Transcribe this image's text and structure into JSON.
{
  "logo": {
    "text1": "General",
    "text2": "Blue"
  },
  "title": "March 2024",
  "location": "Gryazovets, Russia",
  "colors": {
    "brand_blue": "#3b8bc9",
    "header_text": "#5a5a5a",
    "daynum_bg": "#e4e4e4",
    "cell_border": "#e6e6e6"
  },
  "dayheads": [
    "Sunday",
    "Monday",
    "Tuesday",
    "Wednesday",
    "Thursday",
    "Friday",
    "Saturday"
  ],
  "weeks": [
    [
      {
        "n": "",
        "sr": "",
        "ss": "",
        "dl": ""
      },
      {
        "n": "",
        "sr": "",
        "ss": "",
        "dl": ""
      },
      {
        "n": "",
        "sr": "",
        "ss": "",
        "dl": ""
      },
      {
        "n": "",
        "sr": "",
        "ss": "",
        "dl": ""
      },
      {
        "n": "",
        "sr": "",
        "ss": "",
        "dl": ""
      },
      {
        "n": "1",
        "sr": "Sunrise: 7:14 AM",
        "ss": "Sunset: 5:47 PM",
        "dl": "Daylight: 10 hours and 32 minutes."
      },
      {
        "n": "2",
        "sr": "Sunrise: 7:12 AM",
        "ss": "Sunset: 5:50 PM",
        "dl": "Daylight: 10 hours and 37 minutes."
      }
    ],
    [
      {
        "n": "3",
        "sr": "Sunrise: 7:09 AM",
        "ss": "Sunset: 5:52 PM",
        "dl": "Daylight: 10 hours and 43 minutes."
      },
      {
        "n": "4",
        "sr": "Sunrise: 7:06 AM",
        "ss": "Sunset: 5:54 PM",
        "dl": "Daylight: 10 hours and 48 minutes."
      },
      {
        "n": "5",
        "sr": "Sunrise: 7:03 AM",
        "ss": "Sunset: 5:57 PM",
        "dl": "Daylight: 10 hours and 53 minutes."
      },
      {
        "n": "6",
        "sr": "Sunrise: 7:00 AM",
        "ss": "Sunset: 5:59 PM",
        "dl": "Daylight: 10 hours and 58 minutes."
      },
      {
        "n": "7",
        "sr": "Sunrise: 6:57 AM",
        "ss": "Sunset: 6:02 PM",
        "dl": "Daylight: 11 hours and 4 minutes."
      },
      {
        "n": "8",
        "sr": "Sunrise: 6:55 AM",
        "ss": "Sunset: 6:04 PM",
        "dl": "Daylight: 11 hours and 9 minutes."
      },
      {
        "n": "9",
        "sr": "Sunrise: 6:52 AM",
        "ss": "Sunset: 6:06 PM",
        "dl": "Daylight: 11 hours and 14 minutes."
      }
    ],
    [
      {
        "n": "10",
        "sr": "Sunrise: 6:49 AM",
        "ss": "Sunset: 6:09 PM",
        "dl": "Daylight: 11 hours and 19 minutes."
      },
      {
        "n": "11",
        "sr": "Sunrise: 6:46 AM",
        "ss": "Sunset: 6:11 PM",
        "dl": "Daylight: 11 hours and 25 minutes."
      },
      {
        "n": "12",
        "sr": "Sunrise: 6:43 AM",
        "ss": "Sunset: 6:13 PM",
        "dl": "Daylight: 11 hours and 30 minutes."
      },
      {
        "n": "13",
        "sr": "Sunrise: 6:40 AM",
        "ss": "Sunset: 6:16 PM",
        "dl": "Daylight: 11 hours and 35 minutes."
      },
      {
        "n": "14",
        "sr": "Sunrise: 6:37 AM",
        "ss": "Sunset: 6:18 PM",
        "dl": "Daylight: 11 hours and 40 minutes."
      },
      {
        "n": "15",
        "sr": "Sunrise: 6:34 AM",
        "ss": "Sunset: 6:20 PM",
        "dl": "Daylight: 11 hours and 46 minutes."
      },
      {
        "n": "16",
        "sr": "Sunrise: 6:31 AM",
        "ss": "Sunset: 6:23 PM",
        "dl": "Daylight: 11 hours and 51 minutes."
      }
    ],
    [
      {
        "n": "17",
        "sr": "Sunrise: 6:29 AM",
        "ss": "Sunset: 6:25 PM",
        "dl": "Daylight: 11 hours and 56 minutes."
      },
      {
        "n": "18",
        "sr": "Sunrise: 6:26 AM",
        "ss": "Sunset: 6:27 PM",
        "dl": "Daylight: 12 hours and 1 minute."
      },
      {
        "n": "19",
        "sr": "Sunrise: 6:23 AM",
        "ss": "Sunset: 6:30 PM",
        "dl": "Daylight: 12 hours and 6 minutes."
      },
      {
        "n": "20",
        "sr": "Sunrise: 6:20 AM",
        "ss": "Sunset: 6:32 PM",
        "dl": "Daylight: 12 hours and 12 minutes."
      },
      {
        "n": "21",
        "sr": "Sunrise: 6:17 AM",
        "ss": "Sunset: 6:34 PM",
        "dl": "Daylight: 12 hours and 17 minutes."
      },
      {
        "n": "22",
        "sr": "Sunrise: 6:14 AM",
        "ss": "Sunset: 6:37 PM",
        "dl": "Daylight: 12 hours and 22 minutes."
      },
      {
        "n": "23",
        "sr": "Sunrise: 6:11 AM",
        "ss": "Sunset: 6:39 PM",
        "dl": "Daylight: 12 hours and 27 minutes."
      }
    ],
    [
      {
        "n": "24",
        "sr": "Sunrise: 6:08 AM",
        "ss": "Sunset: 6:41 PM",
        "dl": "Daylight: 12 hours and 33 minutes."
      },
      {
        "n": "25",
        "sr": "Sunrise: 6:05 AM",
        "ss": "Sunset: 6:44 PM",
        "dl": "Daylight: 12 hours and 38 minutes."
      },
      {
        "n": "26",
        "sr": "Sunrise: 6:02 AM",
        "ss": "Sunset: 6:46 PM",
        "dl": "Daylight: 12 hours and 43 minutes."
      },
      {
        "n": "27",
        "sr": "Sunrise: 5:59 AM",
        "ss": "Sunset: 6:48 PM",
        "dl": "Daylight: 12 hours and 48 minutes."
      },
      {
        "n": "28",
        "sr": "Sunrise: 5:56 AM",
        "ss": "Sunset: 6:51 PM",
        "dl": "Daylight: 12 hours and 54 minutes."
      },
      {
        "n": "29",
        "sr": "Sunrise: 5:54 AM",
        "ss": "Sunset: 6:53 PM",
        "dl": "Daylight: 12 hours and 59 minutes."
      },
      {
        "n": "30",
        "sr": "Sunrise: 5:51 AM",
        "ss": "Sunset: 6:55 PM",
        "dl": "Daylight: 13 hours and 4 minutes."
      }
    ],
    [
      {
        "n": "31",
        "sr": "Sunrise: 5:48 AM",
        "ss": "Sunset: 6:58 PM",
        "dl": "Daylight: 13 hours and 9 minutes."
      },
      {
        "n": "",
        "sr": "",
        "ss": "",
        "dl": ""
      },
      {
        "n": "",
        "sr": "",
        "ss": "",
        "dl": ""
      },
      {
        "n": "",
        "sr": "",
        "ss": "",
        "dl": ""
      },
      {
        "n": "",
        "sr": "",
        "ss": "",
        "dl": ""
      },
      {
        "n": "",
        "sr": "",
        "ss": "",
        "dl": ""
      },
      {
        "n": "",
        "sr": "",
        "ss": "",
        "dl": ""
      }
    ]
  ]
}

> **What to do**
Please reproduce all of the entries exactly as they stand.

> **Task output**
Transcribe this image's text and structure into JSON.
{
  "logo": {
    "text1": "General",
    "text2": "Blue"
  },
  "title": "March 2024",
  "location": "Gryazovets, Russia",
  "colors": {
    "brand_blue": "#3b8bc9",
    "header_text": "#5a5a5a",
    "daynum_bg": "#e4e4e4",
    "cell_border": "#e6e6e6"
  },
  "dayheads": [
    "Sunday",
    "Monday",
    "Tuesday",
    "Wednesday",
    "Thursday",
    "Friday",
    "Saturday"
  ],
  "weeks": [
    [
      {
        "n": "",
        "sr": "",
        "ss": "",
        "dl": ""
      },
      {
        "n": "",
        "sr": "",
        "ss": "",
        "dl": ""
      },
      {
        "n": "",
        "sr": "",
        "ss": "",
        "dl": ""
      },
      {
        "n": "",
        "sr": "",
        "ss": "",
        "dl": ""
      },
      {
        "n": "",
        "sr": "",
        "ss": "",
        "dl": ""
      },
      {
        "n": "1",
        "sr": "Sunrise: 7:14 AM",
        "ss": "Sunset: 5:47 PM",
        "dl": "Daylight: 10 hours and 32 minutes."
      },
      {
        "n": "2",
        "sr": "Sunrise: 7:12 AM",
        "ss": "Sunset: 5:50 PM",
        "dl": "Daylight: 10 hours and 37 minutes."
      }
    ],
    [
      {
        "n": "3",
        "sr": "Sunrise: 7:09 AM",
        "ss": "Sunset: 5:52 PM",
        "dl": "Daylight: 10 hours and 43 minutes."
      },
      {
        "n": "4",
        "sr": "Sunrise: 7:06 AM",
        "ss": "Sunset: 5:54 PM",
        "dl": "Daylight: 10 hours and 48 minutes."
      },
      {
        "n": "5",
        "sr": "Sunrise: 7:03 AM",
        "ss": "Sunset: 5:57 PM",
        "dl": "Daylight: 10 hours and 53 minutes."
      },
      {
        "n": "6",
        "sr": "Sunrise: 7:00 AM",
        "ss": "Sunset: 5:59 PM",
        "dl": "Daylight: 10 hours and 58 minutes."
      },
      {
        "n": "7",
        "sr": "Sunrise: 6:57 AM",
        "ss": "Sunset: 6:02 PM",
        "dl": "Daylight: 11 hours and 4 minutes."
      },
      {
        "n": "8",
        "sr": "Sunrise: 6:55 AM",
        "ss": "Sunset: 6:04 PM",
        "dl": "Daylight: 11 hours and 9 minutes."
      },
      {
        "n": "9",
        "sr": "Sunrise: 6:52 AM",
        "ss": "Sunset: 6:06 PM",
        "dl": "Daylight: 11 hours and 14 minutes."
      }
    ],
    [
      {
        "n": "10",
        "sr": "Sunrise: 6:49 AM",
        "ss": "Sunset: 6:09 PM",
        "dl": "Daylight: 11 hours and 19 minutes."
      },
      {
        "n": "11",
        "sr": "Sunrise: 6:46 AM",
        "ss": "Sunset: 6:11 PM",
        "dl": "Daylight: 11 hours and 25 minutes."
      },
      {
        "n": "12",
        "sr": "Sunrise: 6:43 AM",
        "ss": "Sunset: 6:13 PM",
        "dl": "Daylight: 11 hours and 30 minutes."
      },
      {
        "n": "13",
        "sr": "Sunrise: 6:40 AM",
        "ss": "Sunset: 6:16 PM",
        "dl": "Daylight: 11 hours and 35 minutes."
      },
      {
        "n": "14",
        "sr": "Sunrise: 6:37 AM",
        "ss": "Sunset: 6:18 PM",
        "dl": "Daylight: 11 hours and 40 minutes."
      },
      {
        "n": "15",
        "sr": "Sunrise: 6:34 AM",
        "ss": "Sunset: 6:20 PM",
        "dl": "Daylight: 11 hours and 46 minutes."
      },
      {
        "n": "16",
        "sr": "Sunrise: 6:31 AM",
        "ss": "Sunset: 6:23 PM",
        "dl": "Daylight: 11 hours and 51 minutes."
      }
    ],
    [
      {
        "n": "17",
        "sr": "Sunrise: 6:29 AM",
        "ss": "Sunset: 6:25 PM",
        "dl": "Daylight: 11 hours and 56 minutes."
      },
      {
        "n": "18",
        "sr": "Sunrise: 6:26 AM",
        "ss": "Sunset: 6:27 PM",
        "dl": "Daylight: 12 hours and 1 minute."
      },
      {
        "n": "19",
        "sr": "Sunrise: 6:23 AM",
        "ss": "Sunset: 6:30 PM",
        "dl": "Daylight: 12 hours and 6 minutes."
      },
      {
        "n": "20",
        "sr": "Sunrise: 6:20 AM",
        "ss": "Sunset: 6:32 PM",
        "dl": "Daylight: 12 hours and 12 minutes."
      },
      {
        "n": "21",
        "sr": "Sunrise: 6:17 AM",
        "ss": "Sunset: 6:34 PM",
        "dl": "Daylight: 12 hours and 17 minutes."
      },
      {
        "n": "22",
        "sr": "Sunrise: 6:14 AM",
        "ss": "Sunset: 6:37 PM",
        "dl": "Daylight: 12 hours and 22 minutes."
      },
      {
        "n": "23",
        "sr": "Sunrise: 6:11 AM",
        "ss": "Sunset: 6:39 PM",
        "dl": "Daylight: 12 hours and 27 minutes."
      }
    ],
    [
      {
        "n": "24",
        "sr": "Sunrise: 6:08 AM",
        "ss": "Sunset: 6:41 PM",
        "dl": "Daylight: 12 hours and 33 minutes."
      },
      {
        "n": "25",
        "sr": "Sunrise: 6:05 AM",
        "ss": "Sunset: 6:44 PM",
        "dl": "Daylight: 12 hours and 38 minutes."
      },
      {
        "n": "26",
        "sr": "Sunrise: 6:02 AM",
        "ss": "Sunset: 6:46 PM",
        "dl": "Daylight: 12 hours and 43 minutes."
      },
      {
        "n": "27",
        "sr": "Sunrise: 5:59 AM",
        "ss": "Sunset: 6:48 PM",
        "dl": "Daylight: 12 hours and 48 minutes."
      },
      {
        "n": "28",
        "sr": "Sunrise: 5:56 AM",
        "ss": "Sunset: 6:51 PM",
        "dl": "Daylight: 12 hours and 54 minutes."
      },
      {
        "n": "29",
        "sr": "Sunrise: 5:54 AM",
        "ss": "Sunset: 6:53 PM",
        "dl": "Daylight: 12 hours and 59 minutes."
      },
      {
        "n": "30",
        "sr": "Sunrise: 5:51 AM",
        "ss": "Sunset: 6:55 PM",
        "dl": "Daylight: 13 hours and 4 minutes."
      }
    ],
    [
      {
        "n": "31",
        "sr": "Sunrise: 5:48 AM",
        "ss": "Sunset: 6:58 PM",
        "dl": "Daylight: 13 hours and 9 minutes."
      },
      {
        "n": "",
        "sr": "",
        "ss": "",
        "dl": ""
      },
      {
        "n": "",
        "sr": "",
        "ss": "",
        "dl": ""
      },
      {
        "n": "",
        "sr": "",
        "ss": "",
        "dl": ""
      },
      {
        "n": "",
        "sr": "",
        "ss": "",
        "dl": ""
      },
      {
        "n": "",
        "sr": "",
        "ss": "",
        "dl": ""
      },
      {
        "n": "",
        "sr": "",
        "ss": "",
        "dl": ""
      }
    ]
  ]
}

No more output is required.